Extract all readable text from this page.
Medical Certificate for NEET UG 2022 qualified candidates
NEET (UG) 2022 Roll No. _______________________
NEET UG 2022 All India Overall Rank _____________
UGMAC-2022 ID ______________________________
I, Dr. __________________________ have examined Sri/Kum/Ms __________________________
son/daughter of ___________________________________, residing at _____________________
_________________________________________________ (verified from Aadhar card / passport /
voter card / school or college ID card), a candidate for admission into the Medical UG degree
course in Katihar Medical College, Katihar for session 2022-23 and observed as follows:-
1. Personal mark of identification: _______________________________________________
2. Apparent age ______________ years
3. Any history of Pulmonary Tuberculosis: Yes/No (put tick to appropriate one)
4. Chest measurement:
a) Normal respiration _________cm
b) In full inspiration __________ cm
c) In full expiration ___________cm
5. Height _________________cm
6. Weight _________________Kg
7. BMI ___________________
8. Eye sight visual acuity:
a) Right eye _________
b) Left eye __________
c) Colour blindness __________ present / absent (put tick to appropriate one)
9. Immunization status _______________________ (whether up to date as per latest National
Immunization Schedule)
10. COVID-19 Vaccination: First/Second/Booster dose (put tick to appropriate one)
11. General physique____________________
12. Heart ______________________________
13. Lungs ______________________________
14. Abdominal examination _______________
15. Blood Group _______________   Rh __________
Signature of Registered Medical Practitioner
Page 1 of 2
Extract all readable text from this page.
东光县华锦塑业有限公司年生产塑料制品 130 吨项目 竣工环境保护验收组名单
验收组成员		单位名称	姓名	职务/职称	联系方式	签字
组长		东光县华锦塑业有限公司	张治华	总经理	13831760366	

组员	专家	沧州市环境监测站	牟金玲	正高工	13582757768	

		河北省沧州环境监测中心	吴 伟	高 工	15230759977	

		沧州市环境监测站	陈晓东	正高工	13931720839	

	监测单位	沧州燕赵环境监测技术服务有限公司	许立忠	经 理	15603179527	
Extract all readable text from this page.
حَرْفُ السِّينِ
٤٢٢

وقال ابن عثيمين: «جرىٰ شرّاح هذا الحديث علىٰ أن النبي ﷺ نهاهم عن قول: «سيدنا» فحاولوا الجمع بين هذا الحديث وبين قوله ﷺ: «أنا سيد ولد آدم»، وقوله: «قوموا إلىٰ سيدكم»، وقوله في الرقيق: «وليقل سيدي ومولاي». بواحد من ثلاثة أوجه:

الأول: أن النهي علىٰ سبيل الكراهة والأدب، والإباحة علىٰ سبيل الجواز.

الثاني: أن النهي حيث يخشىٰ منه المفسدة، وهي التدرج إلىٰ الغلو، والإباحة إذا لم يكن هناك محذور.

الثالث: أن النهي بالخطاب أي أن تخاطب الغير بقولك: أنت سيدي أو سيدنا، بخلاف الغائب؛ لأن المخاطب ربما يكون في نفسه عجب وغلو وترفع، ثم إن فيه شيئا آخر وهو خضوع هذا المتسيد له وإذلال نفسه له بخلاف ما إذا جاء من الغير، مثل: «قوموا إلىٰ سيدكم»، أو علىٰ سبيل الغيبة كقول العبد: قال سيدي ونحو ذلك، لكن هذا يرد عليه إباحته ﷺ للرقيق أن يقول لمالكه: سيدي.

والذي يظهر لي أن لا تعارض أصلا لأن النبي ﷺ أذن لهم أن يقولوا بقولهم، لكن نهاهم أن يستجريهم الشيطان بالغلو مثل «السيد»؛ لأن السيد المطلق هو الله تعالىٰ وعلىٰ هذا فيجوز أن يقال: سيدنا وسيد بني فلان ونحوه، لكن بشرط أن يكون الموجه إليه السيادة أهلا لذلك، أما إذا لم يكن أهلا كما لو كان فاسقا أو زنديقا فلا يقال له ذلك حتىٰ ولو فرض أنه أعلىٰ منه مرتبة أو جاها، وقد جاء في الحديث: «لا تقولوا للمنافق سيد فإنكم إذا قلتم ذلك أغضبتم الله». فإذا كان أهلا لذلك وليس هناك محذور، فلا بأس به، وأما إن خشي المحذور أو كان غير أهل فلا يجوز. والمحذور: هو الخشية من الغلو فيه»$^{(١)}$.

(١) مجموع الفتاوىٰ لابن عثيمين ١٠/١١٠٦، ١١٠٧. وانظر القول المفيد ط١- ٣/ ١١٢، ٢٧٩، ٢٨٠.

** Goal **
Examine the records and pull out every line where the string "card" occurs.

** Output below **
_________________________________________________ (verified from Aadhar card / passport /
voter card / school or college ID card), a candidate for admission into the Medical UG degree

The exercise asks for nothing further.